[Spatial layout data]
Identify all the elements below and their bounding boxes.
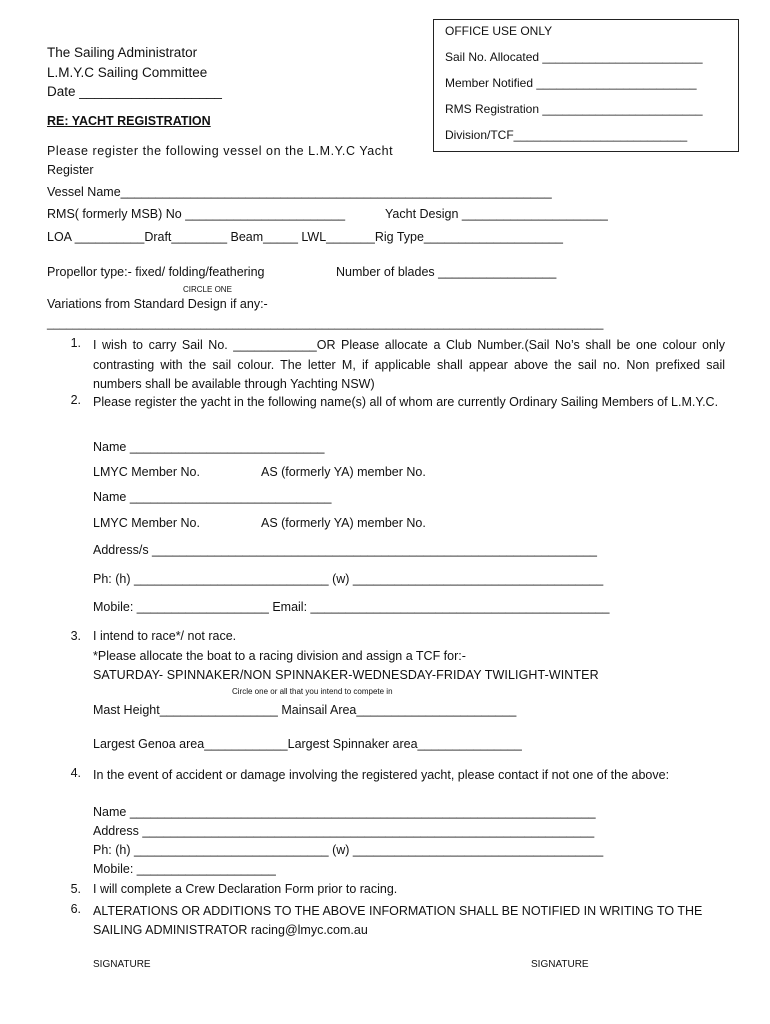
rms-no-field[interactable]: RMS( formerly MSB) No _______________________ (47, 207, 346, 221)
contact-mobile-field[interactable]: Mobile: ____________________ (93, 862, 276, 876)
vessel-name-field[interactable]: Vessel Name______________________________________________________________ (47, 185, 552, 199)
signature-right: SIGNATURE (531, 959, 589, 970)
member2-as-no: AS (formerly YA) member No. (261, 516, 426, 530)
item-6-number: 6. (70, 902, 81, 916)
signature-left: SIGNATURE (93, 959, 151, 970)
item-4-number: 4. (70, 766, 81, 780)
addressee-line1: The Sailing Administrator (47, 45, 198, 60)
member1-as-no: AS (formerly YA) member No. (261, 465, 426, 479)
genoa-spinnaker-field[interactable]: Largest Genoa area____________Largest Spinnaker area_______________ (93, 737, 522, 751)
date-field[interactable]: Date ___________________ (47, 84, 222, 99)
intro-line1: Please register the following vessel on the L.M.Y.C Yacht (47, 144, 394, 158)
variations-field[interactable]: _______________________________________________________________________________________ (47, 318, 604, 330)
item-5-number: 5. (70, 882, 81, 896)
contact-address-field[interactable]: Address _________________________________________________________________ (93, 824, 595, 838)
intro-line2: Register (47, 163, 94, 177)
member-notified-field[interactable]: Member Notified ________________________ (445, 76, 697, 90)
member2-name-field[interactable]: Name _____________________________ (93, 490, 332, 504)
sail-no-allocated-field[interactable]: Sail No. Allocated ________________________ (445, 50, 703, 64)
rms-registration-field[interactable]: RMS Registration ________________________ (445, 102, 703, 116)
member1-name-field[interactable]: Name ____________________________ (93, 440, 325, 454)
item-6-text: ALTERATIONS OR ADDITIONS TO THE ABOVE INFORMATION SHALL BE NOTIFIED IN WRITING TO THE SAILING ADMINISTRATOR racing@lmyc.com.au (93, 904, 703, 937)
yacht-design-field[interactable]: Yacht Design _____________________ (385, 207, 608, 221)
item-5-text: I will complete a Crew Declaration Form prior to racing. (93, 882, 398, 896)
contact-phone-field[interactable]: Ph: (h) ____________________________ (w) ____________________________________ (93, 843, 604, 857)
allocate-division-note: *Please allocate the boat to a racing division and assign a TCF for:- (93, 649, 466, 663)
member2-lmyc-no: LMYC Member No. (93, 516, 200, 530)
item-4-text: In the event of accident or damage involving the registered yacht, please contact if not one of the above: (93, 768, 670, 782)
item-3-number: 3. (70, 629, 81, 643)
circle-compete-note: Circle one or all that you intend to compete in (232, 687, 393, 696)
number-of-blades-field[interactable]: Number of blades _________________ (336, 265, 557, 279)
addressee-line2: L.M.Y.C Sailing Committee (47, 65, 208, 80)
dimensions-field[interactable]: LOA __________Draft________ Beam_____ LWL_______Rig Type____________________ (47, 230, 563, 244)
race-intention: I intend to race*/ not race. (93, 629, 237, 643)
office-title: OFFICE USE ONLY (445, 24, 553, 38)
variations-label: Variations from Standard Design if any:- (47, 297, 268, 311)
item-1-number: 1. (70, 336, 81, 350)
members-phone-field[interactable]: Ph: (h) ____________________________ (w) ____________________________________ (93, 572, 604, 586)
mast-mainsail-field[interactable]: Mast Height_________________ Mainsail Area_______________________ (93, 703, 517, 717)
race-series-options: SATURDAY- SPINNAKER/NON SPINNAKER-WEDNESDAY-FRIDAY TWILIGHT-WINTER (93, 668, 599, 682)
item-1-text: I wish to carry Sail No. ____________OR Please allocate a Club Number.(Sail No’s shall be one colour only contrasting with the sail colour. The letter M, if applicable shall appear above the sail no. Non prefixed sail numbers shall be available through Yachting NSW) (93, 338, 725, 392)
circle-one-note: CIRCLE ONE (183, 285, 232, 294)
re-title: RE: YACHT REGISTRATION (47, 114, 211, 128)
item-2-text: Please register the yacht in the following name(s) all of whom are currently Ordinary Sailing Members of L.M.Y.C. (93, 395, 719, 409)
propellor-type: Propellor type:- fixed/ folding/feathering (47, 265, 265, 279)
members-address-field[interactable]: Address/s ________________________________________________________________ (93, 543, 597, 557)
item-2-number: 2. (70, 393, 81, 407)
member1-lmyc-no: LMYC Member No. (93, 465, 200, 479)
contact-name-field[interactable]: Name ___________________________________________________________________ (93, 805, 596, 819)
division-tcf-field[interactable]: Division/TCF__________________________ (445, 128, 688, 142)
office-use-box (433, 19, 739, 152)
members-mobile-email-field[interactable]: Mobile: ___________________ Email: ___________________________________________ (93, 600, 610, 614)
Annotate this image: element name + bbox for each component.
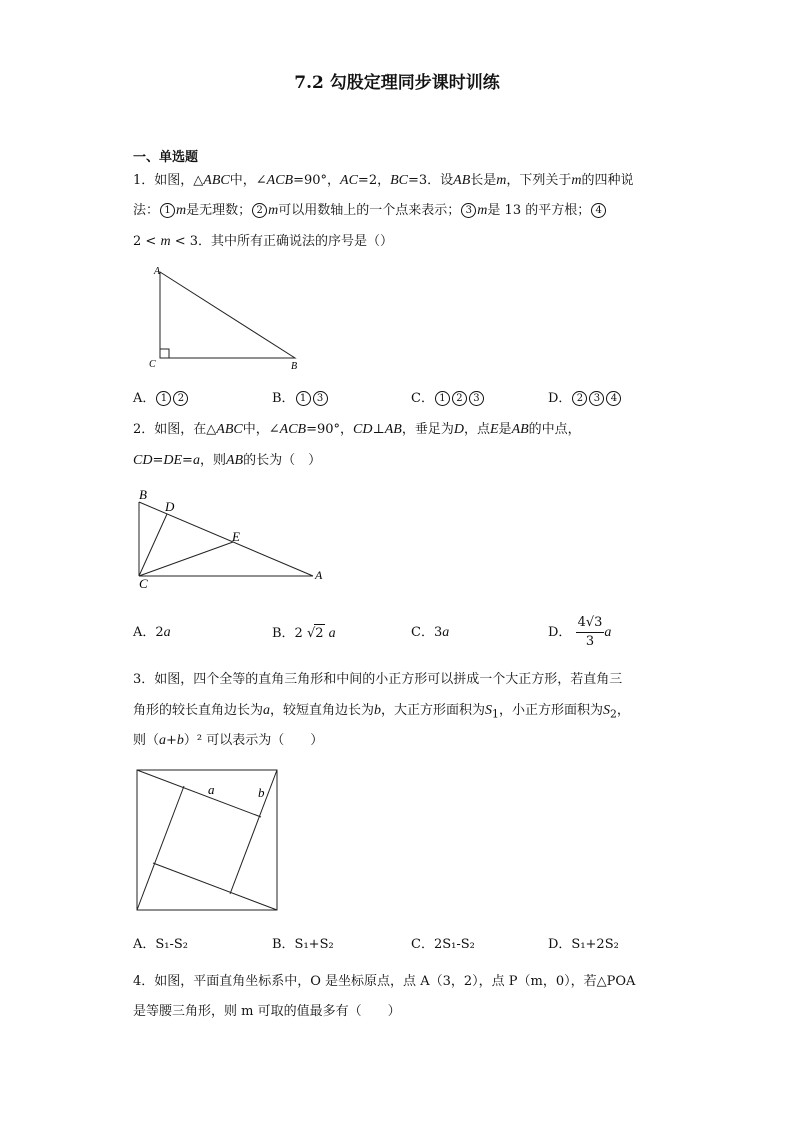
q3-line-2: 角形的较长直角边长为a，较短直角边长为b，大正方形面积为$S_1$，小正方形面积为$S_2$， (133, 703, 630, 721)
q4-line-1: 4．如图，平面直角坐标系中，O 是坐标原点，点 A（3，2），点 P（m，0），若△POA (133, 974, 636, 989)
q2-option-a[interactable]: A．2a (133, 625, 171, 640)
q1-option-c[interactable]: C． 1 2 3 (411, 390, 485, 408)
q2-line-2: CD=DE=a，则AB的长为（ ） (133, 453, 322, 468)
q3-option-d[interactable]: D．S₁+2S₂ (548, 937, 619, 952)
q2-triangle-figure (130, 484, 335, 592)
q2-option-d[interactable]: D． $\frac{4√3}{3}$ a (548, 615, 612, 649)
q1-option-a[interactable]: A． 1 2 (133, 390, 189, 408)
q2-option-c[interactable]: C．3a (411, 625, 450, 640)
q2-label-A: A (315, 568, 323, 582)
q2-label-D: D (165, 499, 175, 514)
q1-label-A: A (154, 266, 161, 277)
q3-option-a[interactable]: A．S₁-S₂ (133, 937, 189, 952)
q1-line-2: 法： 1 m是无理数； 2 m可以用数轴上的一个点来表示； 3 m是 13 的平方根； 4 (133, 202, 607, 220)
q1-line-1: 1．如图，△ABC中，∠ACB=90°，AC=2，BC=3．设AB长是m，下列关于m的四种说 (133, 173, 634, 188)
q1-label-C: C (149, 359, 156, 370)
q2-line-1: 2．如图，在△ABC中，∠ACB=90°，CD⊥AB，垂足为D，点E是AB的中点， (133, 422, 581, 437)
page-title: 7.2 勾股定理同步课时训练 (294, 73, 500, 93)
q1-triangle-figure (145, 262, 315, 374)
q2-option-b[interactable]: B．2 √2 a (272, 626, 336, 641)
q2-label-E: E (232, 529, 240, 544)
section-heading: 一、单选题 (133, 150, 199, 165)
q3-option-c[interactable]: C．2S₁-S₂ (411, 937, 475, 952)
q1-line-3: 2 < m < 3．其中所有正确说法的序号是（） (133, 234, 393, 249)
q3-line-3: 则（a+b）² 可以表示为（ ） (133, 733, 324, 748)
q3-line-1: 3．如图，四个全等的直角三角形和中间的小正方形可以拼成一个大正方形，若直角三 (133, 672, 623, 687)
q3-option-b[interactable]: B．S₁+S₂ (272, 937, 334, 952)
q4-line-2: 是等腰三角形，则 m 可取的值最多有（ ） (133, 1004, 401, 1019)
q1-option-d[interactable]: D． 2 3 4 (548, 390, 622, 408)
q1-label-B: B (291, 361, 298, 372)
q2-label-C: C (139, 576, 148, 591)
q3-square-figure (136, 769, 279, 912)
q3-label-a: a (208, 782, 215, 797)
q3-label-b: b (258, 785, 265, 800)
q2-label-B: B (139, 487, 147, 502)
q1-option-b[interactable]: B． 1 3 (272, 390, 329, 408)
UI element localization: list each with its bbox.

## Your task
Reproduce all the entries above with "Declaration" replaced by "Statement" and every other character unchanged, leaving out the pictures.

## Task output
Identify all the elements below and their bounding boxes.
rms-no-field[interactable]: RMS( formerly MSB) No _______________________ (47, 207, 346, 221)
contact-mobile-field[interactable]: Mobile: ____________________ (93, 862, 276, 876)
vessel-name-field[interactable]: Vessel Name______________________________________________________________ (47, 185, 552, 199)
signature-right: SIGNATURE (531, 959, 589, 970)
member2-as-no: AS (formerly YA) member No. (261, 516, 426, 530)
item-6-number: 6. (70, 902, 81, 916)
signature-left: SIGNATURE (93, 959, 151, 970)
item-4-number: 4. (70, 766, 81, 780)
addressee-line1: The Sailing Administrator (47, 45, 198, 60)
member1-as-no: AS (formerly YA) member No. (261, 465, 426, 479)
genoa-spinnaker-field[interactable]: Largest Genoa area____________Largest Spinnaker area_______________ (93, 737, 522, 751)
date-field[interactable]: Date ___________________ (47, 84, 222, 99)
intro-line1: Please register the following vessel on the L.M.Y.C Yacht (47, 144, 394, 158)
variations-field[interactable]: _______________________________________________________________________________________ (47, 318, 604, 330)
item-5-number: 5. (70, 882, 81, 896)
contact-address-field[interactable]: Address _________________________________________________________________ (93, 824, 595, 838)
intro-line2: Register (47, 163, 94, 177)
member-notified-field[interactable]: Member Notified ________________________ (445, 76, 697, 90)
member2-name-field[interactable]: Name _____________________________ (93, 490, 332, 504)
sail-no-allocated-field[interactable]: Sail No. Allocated ________________________ (445, 50, 703, 64)
rms-registration-field[interactable]: RMS Registration ________________________ (445, 102, 703, 116)
member1-name-field[interactable]: Name ____________________________ (93, 440, 325, 454)
item-6-text: ALTERATIONS OR ADDITIONS TO THE ABOVE INFORMATION SHALL BE NOTIFIED IN WRITING TO THE SAILING ADMINISTRATOR racing@lmyc.com.au (93, 904, 703, 937)
yacht-design-field[interactable]: Yacht Design _____________________ (385, 207, 608, 221)
item-5-text: I will complete a Crew Statement Form prior to racing. (93, 882, 398, 896)
contact-phone-field[interactable]: Ph: (h) ____________________________ (w) ____________________________________ (93, 843, 604, 857)
allocate-division-note: *Please allocate the boat to a racing division and assign a TCF for:- (93, 649, 466, 663)
member2-lmyc-no: LMYC Member No. (93, 516, 200, 530)
item-4-text: In the event of accident or damage involving the registered yacht, please contact if not one of the above: (93, 768, 670, 782)
item-3-number: 3. (70, 629, 81, 643)
circle-compete-note: Circle one or all that you intend to compete in (232, 687, 393, 696)
number-of-blades-field[interactable]: Number of blades _________________ (336, 265, 557, 279)
addressee-line2: L.M.Y.C Sailing Committee (47, 65, 208, 80)
dimensions-field[interactable]: LOA __________Draft________ Beam_____ LWL_______Rig Type____________________ (47, 230, 563, 244)
race-intention: I intend to race*/ not race. (93, 629, 237, 643)
office-title: OFFICE USE ONLY (445, 24, 553, 38)
variations-label: Variations from Standard Design if any:- (47, 297, 268, 311)
item-1-number: 1. (70, 336, 81, 350)
members-phone-field[interactable]: Ph: (h) ____________________________ (w) ____________________________________ (93, 572, 604, 586)
mast-mainsail-field[interactable]: Mast Height_________________ Mainsail Area_______________________ (93, 703, 517, 717)
race-series-options: SATURDAY- SPINNAKER/NON SPINNAKER-WEDNESDAY-FRIDAY TWILIGHT-WINTER (93, 668, 599, 682)
item-1-text: I wish to carry Sail No. ____________OR Please allocate a Club Number.(Sail No’s shall be one colour only contrasting with the sail colour. The letter M, if applicable shall appear above the sail no. Non prefixed sail numbers shall be available through Yachting NSW) (93, 338, 725, 392)
circle-one-note: CIRCLE ONE (183, 285, 232, 294)
re-title: RE: YACHT REGISTRATION (47, 114, 211, 128)
item-2-text: Please register the yacht in the following name(s) all of whom are currently Ordinary Sailing Members of L.M.Y.C. (93, 395, 719, 409)
propellor-type: Propellor type:- fixed/ folding/feathering (47, 265, 265, 279)
members-address-field[interactable]: Address/s ________________________________________________________________ (93, 543, 597, 557)
item-2-number: 2. (70, 393, 81, 407)
member1-lmyc-no: LMYC Member No. (93, 465, 200, 479)
contact-name-field[interactable]: Name ___________________________________________________________________ (93, 805, 596, 819)
division-tcf-field[interactable]: Division/TCF__________________________ (445, 128, 688, 142)
office-use-box (433, 19, 739, 152)
members-mobile-email-field[interactable]: Mobile: ___________________ Email: ___________________________________________ (93, 600, 610, 614)
Annotate this image: element name + bbox for each component.
q3-line-2: 角形的较长直角边长为a，较短直角边长为b，大正方形面积为$S_1$，小正方形面积为$S_2$， (133, 703, 630, 721)
q4-line-1: 4．如图，平面直角坐标系中，O 是坐标原点，点 A（3，2），点 P（m，0），若△POA (133, 974, 636, 989)
q2-option-a[interactable]: A．2a (133, 625, 171, 640)
q1-option-c[interactable]: C． 1 2 3 (411, 390, 485, 408)
q2-line-2: CD=DE=a，则AB的长为（ ） (133, 453, 322, 468)
q3-option-d[interactable]: D．S₁+2S₂ (548, 937, 619, 952)
q2-triangle-figure (130, 484, 335, 592)
q2-option-d[interactable]: D． $\frac{4√3}{3}$ a (548, 615, 612, 649)
q1-option-a[interactable]: A． 1 2 (133, 390, 189, 408)
q2-option-c[interactable]: C．3a (411, 625, 450, 640)
q2-label-A: A (315, 568, 323, 582)
q2-label-D: D (165, 499, 175, 514)
q1-label-A: A (154, 266, 161, 277)
q3-option-a[interactable]: A．S₁-S₂ (133, 937, 189, 952)
q1-line-2: 法： 1 m是无理数； 2 m可以用数轴上的一个点来表示； 3 m是 13 的平方根； 4 (133, 202, 607, 220)
q1-line-1: 1．如图，△ABC中，∠ACB=90°，AC=2，BC=3．设AB长是m，下列关于m的四种说 (133, 173, 634, 188)
q1-label-C: C (149, 359, 156, 370)
q2-line-1: 2．如图，在△ABC中，∠ACB=90°，CD⊥AB，垂足为D，点E是AB的中点， (133, 422, 581, 437)
page-title: 7.2 勾股定理同步课时训练 (294, 73, 500, 93)
q1-triangle-figure (145, 262, 315, 374)
q2-option-b[interactable]: B．2 √2 a (272, 626, 336, 641)
q2-label-E: E (232, 529, 240, 544)
section-heading: 一、单选题 (133, 150, 199, 165)
q3-option-c[interactable]: C．2S₁-S₂ (411, 937, 475, 952)
q1-line-3: 2 < m < 3．其中所有正确说法的序号是（） (133, 234, 393, 249)
q3-line-3: 则（a+b）² 可以表示为（ ） (133, 733, 324, 748)
q3-line-1: 3．如图，四个全等的直角三角形和中间的小正方形可以拼成一个大正方形，若直角三 (133, 672, 623, 687)
q3-option-b[interactable]: B．S₁+S₂ (272, 937, 334, 952)
q4-line-2: 是等腰三角形，则 m 可取的值最多有（ ） (133, 1004, 401, 1019)
q1-option-d[interactable]: D． 2 3 4 (548, 390, 622, 408)
q1-label-B: B (291, 361, 298, 372)
q2-label-C: C (139, 576, 148, 591)
q3-square-figure (136, 769, 279, 912)
q3-label-a: a (208, 782, 215, 797)
q3-label-b: b (258, 785, 265, 800)
q2-label-B: B (139, 487, 147, 502)
q1-option-b[interactable]: B． 1 3 (272, 390, 329, 408)
UI element localization: list each with its bbox.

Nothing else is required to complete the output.